Saved entries

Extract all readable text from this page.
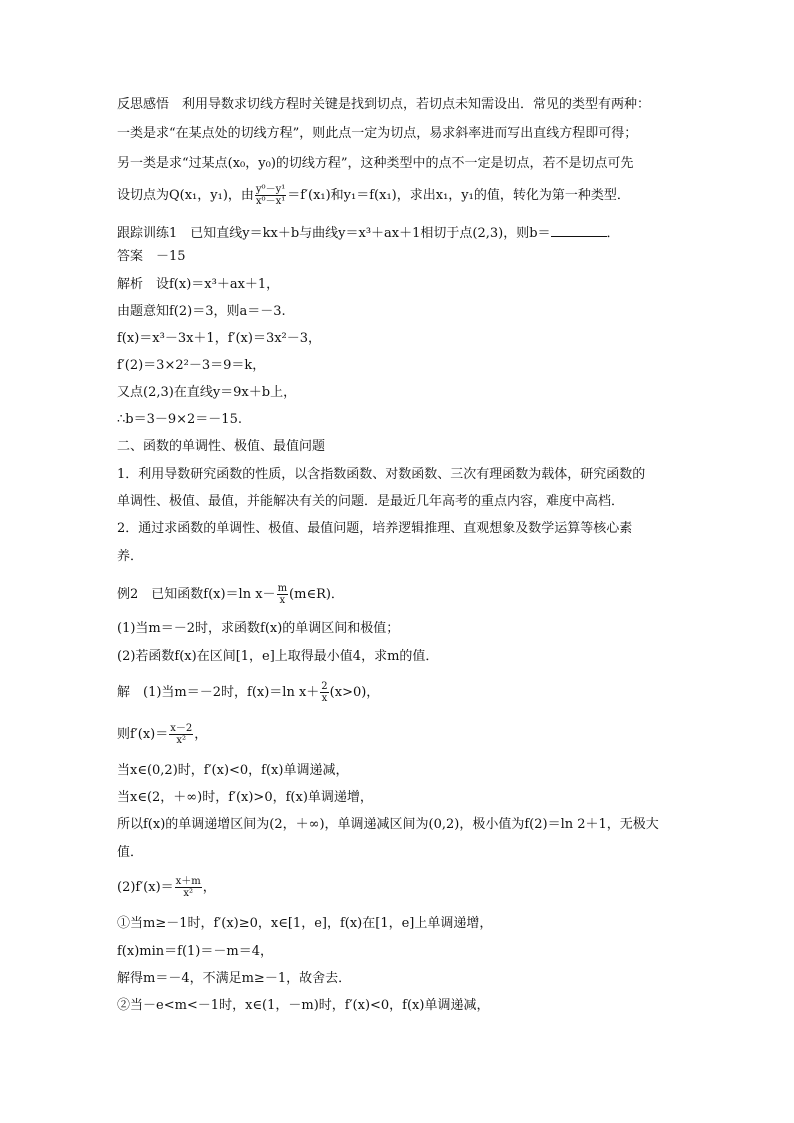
反思感悟　利用导数求切线方程时关键是找到切点，若切点未知需设出．常见的类型有两种：
一类是求“在某点处的切线方程”，则此点一定为切点，易求斜率进而写出直线方程即可得；
另一类是求“过某点(x₀，y₀)的切线方程”，这种类型中的点不一定是切点，若不是切点可先
设切点为Q(x₁，y₁)，由 $\frac{\text{y⁰－y¹}}{\text{x⁰－x¹}} =f'(x_1)$和y₁＝f(x₁)，求出x₁，y₁的值，转化为第一种类型．
跟踪训练1　已知直线y＝kx＋b与曲线y＝x³＋ax＋1相切于点(2,3)，则b＝	．
答案　－15
解析　设f(x)＝x³＋ax＋1，
由题意知f(2)＝3，则a＝－3.
f(x)＝x³－3x＋1，f′(x)＝3x²－3，
f′(2)＝3×2²－3＝9＝k，
又点(2,3)在直线y＝9x＋b上，
∴b＝3－9×2＝－15.
二、函数的单调性、极值、最值问题
1．利用导数研究函数的性质，以含指数函数、对数函数、三次有理函数为载体，研究函数的
单调性、极值、最值，并能解决有关的问题．是最近几年高考的重点内容，难度中高档．
2．通过求函数的单调性、极值、最值问题，培养逻辑推理、直观想象及数学运算等核心素
养．
例2　已知函数f(x)＝ln $x- \frac{m}{x}$ (m∈R)．
(1)当m＝－2时，求函数f(x)的单调区间和极值；
(2)若函数f(x)在区间[1，e]上取得最小值4，求m的值．
解　(1)当m＝－2时，f(x)＝ln $x+ \frac{2}{x} (x>0)$，
则$f'(x)= \frac{x-2}{\text{x²}}$ ，
当x∈(0,2)时，f′(x)<0，f(x)单调递减，
当x∈(2，＋∞)时，f′(x)>0，f(x)单调递增，
所以f(x)的单调递增区间为(2，＋∞)，单调递减区间为(0,2)，极小值为f(2)＝ln 2＋1，无极大
值．
$(2)f'(x)= \frac{x+m}{\text{x²}}$ ，
①当m≥－1时，f′(x)≥0，x∈[1，e]，f(x)在[1，e]上单调递增，
f(x)min＝f(1)＝－m＝4，
解得m＝－4，不满足m≥－1，故舍去．
②当－e<m<－1时，x∈(1，－m)时，f′(x)<0，f(x)单调递减，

• [Problem description] Drop the images and repeat the data exactly.

• [Solution]
Extract all readable text from this page.
反思感悟　利用导数求切线方程时关键是找到切点，若切点未知需设出．常见的类型有两种：
一类是求“在某点处的切线方程”，则此点一定为切点，易求斜率进而写出直线方程即可得；
另一类是求“过某点(x₀，y₀)的切线方程”，这种类型中的点不一定是切点，若不是切点可先
设切点为Q(x₁，y₁)，由 $\frac{\text{y⁰－y¹}}{\text{x⁰－x¹}} =f'(x_1)$和y₁＝f(x₁)，求出x₁，y₁的值，转化为第一种类型．
跟踪训练1　已知直线y＝kx＋b与曲线y＝x³＋ax＋1相切于点(2,3)，则b＝	．
答案　－15
解析　设f(x)＝x³＋ax＋1，
由题意知f(2)＝3，则a＝－3.
f(x)＝x³－3x＋1，f′(x)＝3x²－3，
f′(2)＝3×2²－3＝9＝k，
又点(2,3)在直线y＝9x＋b上，
∴b＝3－9×2＝－15.
二、函数的单调性、极值、最值问题
1．利用导数研究函数的性质，以含指数函数、对数函数、三次有理函数为载体，研究函数的
单调性、极值、最值，并能解决有关的问题．是最近几年高考的重点内容，难度中高档．
2．通过求函数的单调性、极值、最值问题，培养逻辑推理、直观想象及数学运算等核心素
养．
例2　已知函数f(x)＝ln $x- \frac{m}{x}$ (m∈R)．
(1)当m＝－2时，求函数f(x)的单调区间和极值；
(2)若函数f(x)在区间[1，e]上取得最小值4，求m的值．
解　(1)当m＝－2时，f(x)＝ln $x+ \frac{2}{x} (x>0)$，
则$f'(x)= \frac{x-2}{\text{x²}}$ ，
当x∈(0,2)时，f′(x)<0，f(x)单调递减，
当x∈(2，＋∞)时，f′(x)>0，f(x)单调递增，
所以f(x)的单调递增区间为(2，＋∞)，单调递减区间为(0,2)，极小值为f(2)＝ln 2＋1，无极大
值．
$(2)f'(x)= \frac{x+m}{\text{x²}}$ ，
①当m≥－1时，f′(x)≥0，x∈[1，e]，f(x)在[1，e]上单调递增，
f(x)min＝f(1)＝－m＝4，
解得m＝－4，不满足m≥－1，故舍去．
②当－e<m<－1时，x∈(1，－m)时，f′(x)<0，f(x)单调递减，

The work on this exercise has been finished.